> [WRITTEN TASK]: Can you write out the whole listing exactly?

> [DATASET RECORDS]:
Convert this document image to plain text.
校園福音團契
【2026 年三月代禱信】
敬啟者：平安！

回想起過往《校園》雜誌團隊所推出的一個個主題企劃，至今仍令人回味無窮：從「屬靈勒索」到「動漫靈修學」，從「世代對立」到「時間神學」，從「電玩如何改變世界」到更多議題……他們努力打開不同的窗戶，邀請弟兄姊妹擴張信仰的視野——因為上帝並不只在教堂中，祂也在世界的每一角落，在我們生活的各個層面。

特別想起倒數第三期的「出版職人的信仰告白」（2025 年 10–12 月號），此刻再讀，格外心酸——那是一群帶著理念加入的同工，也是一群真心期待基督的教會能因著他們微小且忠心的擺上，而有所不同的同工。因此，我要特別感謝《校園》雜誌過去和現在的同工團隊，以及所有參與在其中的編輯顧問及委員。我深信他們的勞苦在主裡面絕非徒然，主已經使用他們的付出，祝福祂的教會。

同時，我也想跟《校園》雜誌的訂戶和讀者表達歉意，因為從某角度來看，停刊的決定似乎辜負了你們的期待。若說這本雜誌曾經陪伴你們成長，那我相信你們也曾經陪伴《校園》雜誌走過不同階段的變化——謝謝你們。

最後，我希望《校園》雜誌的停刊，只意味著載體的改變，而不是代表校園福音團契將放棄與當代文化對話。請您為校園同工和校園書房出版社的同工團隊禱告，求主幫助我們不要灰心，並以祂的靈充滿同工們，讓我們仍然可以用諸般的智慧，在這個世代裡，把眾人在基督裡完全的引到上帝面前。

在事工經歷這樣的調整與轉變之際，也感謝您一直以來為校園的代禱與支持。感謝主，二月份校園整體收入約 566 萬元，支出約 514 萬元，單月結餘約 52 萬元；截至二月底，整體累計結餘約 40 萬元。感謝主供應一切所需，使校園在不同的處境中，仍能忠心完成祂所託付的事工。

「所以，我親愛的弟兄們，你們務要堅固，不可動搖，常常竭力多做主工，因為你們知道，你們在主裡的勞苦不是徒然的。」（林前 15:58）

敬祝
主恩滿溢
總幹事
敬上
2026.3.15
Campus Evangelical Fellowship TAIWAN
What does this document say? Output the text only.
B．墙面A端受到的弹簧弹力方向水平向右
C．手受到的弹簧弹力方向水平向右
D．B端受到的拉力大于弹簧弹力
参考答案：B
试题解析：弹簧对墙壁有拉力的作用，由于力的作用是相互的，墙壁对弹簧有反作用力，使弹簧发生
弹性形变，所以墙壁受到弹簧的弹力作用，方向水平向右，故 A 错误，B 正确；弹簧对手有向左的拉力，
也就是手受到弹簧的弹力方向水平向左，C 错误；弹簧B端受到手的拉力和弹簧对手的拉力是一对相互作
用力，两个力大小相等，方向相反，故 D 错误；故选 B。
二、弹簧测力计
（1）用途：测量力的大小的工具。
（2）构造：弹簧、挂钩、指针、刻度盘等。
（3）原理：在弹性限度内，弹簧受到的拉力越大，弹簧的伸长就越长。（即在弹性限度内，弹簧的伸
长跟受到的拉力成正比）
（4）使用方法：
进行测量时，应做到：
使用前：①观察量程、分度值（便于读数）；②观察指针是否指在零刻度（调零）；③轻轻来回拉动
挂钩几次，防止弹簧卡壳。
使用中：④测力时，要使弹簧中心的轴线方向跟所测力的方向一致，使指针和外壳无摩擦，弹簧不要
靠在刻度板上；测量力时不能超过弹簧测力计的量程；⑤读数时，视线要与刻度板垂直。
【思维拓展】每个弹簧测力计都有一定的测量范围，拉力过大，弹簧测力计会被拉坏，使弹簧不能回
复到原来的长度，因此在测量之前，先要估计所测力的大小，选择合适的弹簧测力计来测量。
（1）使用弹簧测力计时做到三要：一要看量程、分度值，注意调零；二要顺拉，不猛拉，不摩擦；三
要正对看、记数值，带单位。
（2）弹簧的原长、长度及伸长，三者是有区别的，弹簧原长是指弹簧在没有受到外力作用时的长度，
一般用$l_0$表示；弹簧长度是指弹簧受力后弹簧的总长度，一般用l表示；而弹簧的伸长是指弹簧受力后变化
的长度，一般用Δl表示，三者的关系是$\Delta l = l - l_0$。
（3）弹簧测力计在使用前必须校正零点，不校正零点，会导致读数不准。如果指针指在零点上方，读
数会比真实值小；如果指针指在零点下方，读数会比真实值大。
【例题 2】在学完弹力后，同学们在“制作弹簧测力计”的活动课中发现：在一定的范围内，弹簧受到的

> [ANSWER FOR THIS EXERCISE]:
Convert this document image to plain text.
校園福音團契
【2026 年三月代禱信】
敬啟者：平安！

回想起過往《校園》雜誌團隊所推出的一個個主題企劃，至今仍令人回味無窮：從「屬靈勒索」到「動漫靈修學」，從「世代對立」到「時間神學」，從「電玩如何改變世界」到更多議題……他們努力打開不同的窗戶，邀請弟兄姊妹擴張信仰的視野——因為上帝並不只在教堂中，祂也在世界的每一角落，在我們生活的各個層面。

特別想起倒數第三期的「出版職人的信仰告白」（2025 年 10–12 月號），此刻再讀，格外心酸——那是一群帶著理念加入的同工，也是一群真心期待基督的教會能因著他們微小且忠心的擺上，而有所不同的同工。因此，我要特別感謝《校園》雜誌過去和現在的同工團隊，以及所有參與在其中的編輯顧問及委員。我深信他們的勞苦在主裡面絕非徒然，主已經使用他們的付出，祝福祂的教會。

同時，我也想跟《校園》雜誌的訂戶和讀者表達歉意，因為從某角度來看，停刊的決定似乎辜負了你們的期待。若說這本雜誌曾經陪伴你們成長，那我相信你們也曾經陪伴《校園》雜誌走過不同階段的變化——謝謝你們。

最後，我希望《校園》雜誌的停刊，只意味著載體的改變，而不是代表校園福音團契將放棄與當代文化對話。請您為校園同工和校園書房出版社的同工團隊禱告，求主幫助我們不要灰心，並以祂的靈充滿同工們，讓我們仍然可以用諸般的智慧，在這個世代裡，把眾人在基督裡完全的引到上帝面前。

在事工經歷這樣的調整與轉變之際，也感謝您一直以來為校園的代禱與支持。感謝主，二月份校園整體收入約 566 萬元，支出約 514 萬元，單月結餘約 52 萬元；截至二月底，整體累計結餘約 40 萬元。感謝主供應一切所需，使校園在不同的處境中，仍能忠心完成祂所託付的事工。

「所以，我親愛的弟兄們，你們務要堅固，不可動搖，常常竭力多做主工，因為你們知道，你們在主裡的勞苦不是徒然的。」（林前 15:58）

敬祝
主恩滿溢
總幹事
敬上
2026.3.15
Campus Evangelical Fellowship TAIWAN
What does this document say? Output the text only.
B．墙面A端受到的弹簧弹力方向水平向右
C．手受到的弹簧弹力方向水平向右
D．B端受到的拉力大于弹簧弹力
参考答案：B
试题解析：弹簧对墙壁有拉力的作用，由于力的作用是相互的，墙壁对弹簧有反作用力，使弹簧发生
弹性形变，所以墙壁受到弹簧的弹力作用，方向水平向右，故 A 错误，B 正确；弹簧对手有向左的拉力，
也就是手受到弹簧的弹力方向水平向左，C 错误；弹簧B端受到手的拉力和弹簧对手的拉力是一对相互作
用力，两个力大小相等，方向相反，故 D 错误；故选 B。
二、弹簧测力计
（1）用途：测量力的大小的工具。
（2）构造：弹簧、挂钩、指针、刻度盘等。
（3）原理：在弹性限度内，弹簧受到的拉力越大，弹簧的伸长就越长。（即在弹性限度内，弹簧的伸
长跟受到的拉力成正比）
（4）使用方法：
进行测量时，应做到：
使用前：①观察量程、分度值（便于读数）；②观察指针是否指在零刻度（调零）；③轻轻来回拉动
挂钩几次，防止弹簧卡壳。
使用中：④测力时，要使弹簧中心的轴线方向跟所测力的方向一致，使指针和外壳无摩擦，弹簧不要
靠在刻度板上；测量力时不能超过弹簧测力计的量程；⑤读数时，视线要与刻度板垂直。
【思维拓展】每个弹簧测力计都有一定的测量范围，拉力过大，弹簧测力计会被拉坏，使弹簧不能回
复到原来的长度，因此在测量之前，先要估计所测力的大小，选择合适的弹簧测力计来测量。
（1）使用弹簧测力计时做到三要：一要看量程、分度值，注意调零；二要顺拉，不猛拉，不摩擦；三
要正对看、记数值，带单位。
（2）弹簧的原长、长度及伸长，三者是有区别的，弹簧原长是指弹簧在没有受到外力作用时的长度，
一般用$l_0$表示；弹簧长度是指弹簧受力后弹簧的总长度，一般用l表示；而弹簧的伸长是指弹簧受力后变化
的长度，一般用Δl表示，三者的关系是$\Delta l = l - l_0$。
（3）弹簧测力计在使用前必须校正零点，不校正零点，会导致读数不准。如果指针指在零点上方，读
数会比真实值小；如果指针指在零点下方，读数会比真实值大。
【例题 2】在学完弹力后，同学们在“制作弹簧测力计”的活动课中发现：在一定的范围内，弹簧受到的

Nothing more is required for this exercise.